## Objective
Repeat the material exactly, every line of it.

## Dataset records
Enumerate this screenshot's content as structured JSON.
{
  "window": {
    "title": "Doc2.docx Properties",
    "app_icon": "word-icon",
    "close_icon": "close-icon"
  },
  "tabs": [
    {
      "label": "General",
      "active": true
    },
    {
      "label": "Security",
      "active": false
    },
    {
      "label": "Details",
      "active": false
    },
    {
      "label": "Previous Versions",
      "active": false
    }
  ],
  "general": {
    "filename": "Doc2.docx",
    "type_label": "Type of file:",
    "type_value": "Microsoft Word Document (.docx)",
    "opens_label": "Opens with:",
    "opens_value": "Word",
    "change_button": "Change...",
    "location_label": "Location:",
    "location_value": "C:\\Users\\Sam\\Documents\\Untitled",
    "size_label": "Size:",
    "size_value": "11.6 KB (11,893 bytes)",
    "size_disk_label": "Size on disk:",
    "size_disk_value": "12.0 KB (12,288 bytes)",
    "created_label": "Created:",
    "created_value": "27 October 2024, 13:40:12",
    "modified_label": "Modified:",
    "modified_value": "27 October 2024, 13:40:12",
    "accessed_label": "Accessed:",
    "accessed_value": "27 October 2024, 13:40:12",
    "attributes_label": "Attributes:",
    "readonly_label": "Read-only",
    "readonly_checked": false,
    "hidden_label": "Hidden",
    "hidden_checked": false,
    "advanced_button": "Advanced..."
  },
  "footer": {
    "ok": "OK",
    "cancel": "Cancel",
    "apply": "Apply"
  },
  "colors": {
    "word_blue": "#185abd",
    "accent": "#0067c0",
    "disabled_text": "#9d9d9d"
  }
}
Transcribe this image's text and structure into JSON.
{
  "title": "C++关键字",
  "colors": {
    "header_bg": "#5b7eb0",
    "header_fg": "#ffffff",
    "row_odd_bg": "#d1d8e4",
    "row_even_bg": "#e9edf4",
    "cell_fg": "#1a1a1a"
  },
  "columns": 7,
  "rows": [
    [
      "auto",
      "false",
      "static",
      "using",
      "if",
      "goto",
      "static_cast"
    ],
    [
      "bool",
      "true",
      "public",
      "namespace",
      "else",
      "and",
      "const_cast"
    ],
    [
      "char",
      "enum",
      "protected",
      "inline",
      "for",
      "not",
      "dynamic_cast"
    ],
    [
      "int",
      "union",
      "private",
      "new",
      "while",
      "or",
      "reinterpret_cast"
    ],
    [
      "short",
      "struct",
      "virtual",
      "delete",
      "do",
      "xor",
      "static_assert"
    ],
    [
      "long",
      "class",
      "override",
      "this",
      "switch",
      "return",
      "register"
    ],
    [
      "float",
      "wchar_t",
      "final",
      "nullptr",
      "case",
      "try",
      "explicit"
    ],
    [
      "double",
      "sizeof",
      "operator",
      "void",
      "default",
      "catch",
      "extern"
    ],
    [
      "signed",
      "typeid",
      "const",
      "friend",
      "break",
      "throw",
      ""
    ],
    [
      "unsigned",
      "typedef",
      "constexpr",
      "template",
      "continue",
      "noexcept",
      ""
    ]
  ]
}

## Result of this exercise
Enumerate this screenshot's content as structured JSON.
{
  "window": {
    "title": "Doc2.docx Properties",
    "app_icon": "word-icon",
    "close_icon": "close-icon"
  },
  "tabs": [
    {
      "label": "General",
      "active": true
    },
    {
      "label": "Security",
      "active": false
    },
    {
      "label": "Details",
      "active": false
    },
    {
      "label": "Previous Versions",
      "active": false
    }
  ],
  "general": {
    "filename": "Doc2.docx",
    "type_label": "Type of file:",
    "type_value": "Microsoft Word Document (.docx)",
    "opens_label": "Opens with:",
    "opens_value": "Word",
    "change_button": "Change...",
    "location_label": "Location:",
    "location_value": "C:\\Users\\Sam\\Documents\\Untitled",
    "size_label": "Size:",
    "size_value": "11.6 KB (11,893 bytes)",
    "size_disk_label": "Size on disk:",
    "size_disk_value": "12.0 KB (12,288 bytes)",
    "created_label": "Created:",
    "created_value": "27 October 2024, 13:40:12",
    "modified_label": "Modified:",
    "modified_value": "27 October 2024, 13:40:12",
    "accessed_label": "Accessed:",
    "accessed_value": "27 October 2024, 13:40:12",
    "attributes_label": "Attributes:",
    "readonly_label": "Read-only",
    "readonly_checked": false,
    "hidden_label": "Hidden",
    "hidden_checked": false,
    "advanced_button": "Advanced..."
  },
  "footer": {
    "ok": "OK",
    "cancel": "Cancel",
    "apply": "Apply"
  },
  "colors": {
    "word_blue": "#185abd",
    "accent": "#0067c0",
    "disabled_text": "#9d9d9d"
  }
}
Transcribe this image's text and structure into JSON.
{
  "title": "C++关键字",
  "colors": {
    "header_bg": "#5b7eb0",
    "header_fg": "#ffffff",
    "row_odd_bg": "#d1d8e4",
    "row_even_bg": "#e9edf4",
    "cell_fg": "#1a1a1a"
  },
  "columns": 7,
  "rows": [
    [
      "auto",
      "false",
      "static",
      "using",
      "if",
      "goto",
      "static_cast"
    ],
    [
      "bool",
      "true",
      "public",
      "namespace",
      "else",
      "and",
      "const_cast"
    ],
    [
      "char",
      "enum",
      "protected",
      "inline",
      "for",
      "not",
      "dynamic_cast"
    ],
    [
      "int",
      "union",
      "private",
      "new",
      "while",
      "or",
      "reinterpret_cast"
    ],
    [
      "short",
      "struct",
      "virtual",
      "delete",
      "do",
      "xor",
      "static_assert"
    ],
    [
      "long",
      "class",
      "override",
      "this",
      "switch",
      "return",
      "register"
    ],
    [
      "float",
      "wchar_t",
      "final",
      "nullptr",
      "case",
      "try",
      "explicit"
    ],
    [
      "double",
      "sizeof",
      "operator",
      "void",
      "default",
      "catch",
      "extern"
    ],
    [
      "signed",
      "typeid",
      "const",
      "friend",
      "break",
      "throw",
      ""
    ],
    [
      "unsigned",
      "typedef",
      "constexpr",
      "template",
      "continue",
      "noexcept",
      ""
    ]
  ]
}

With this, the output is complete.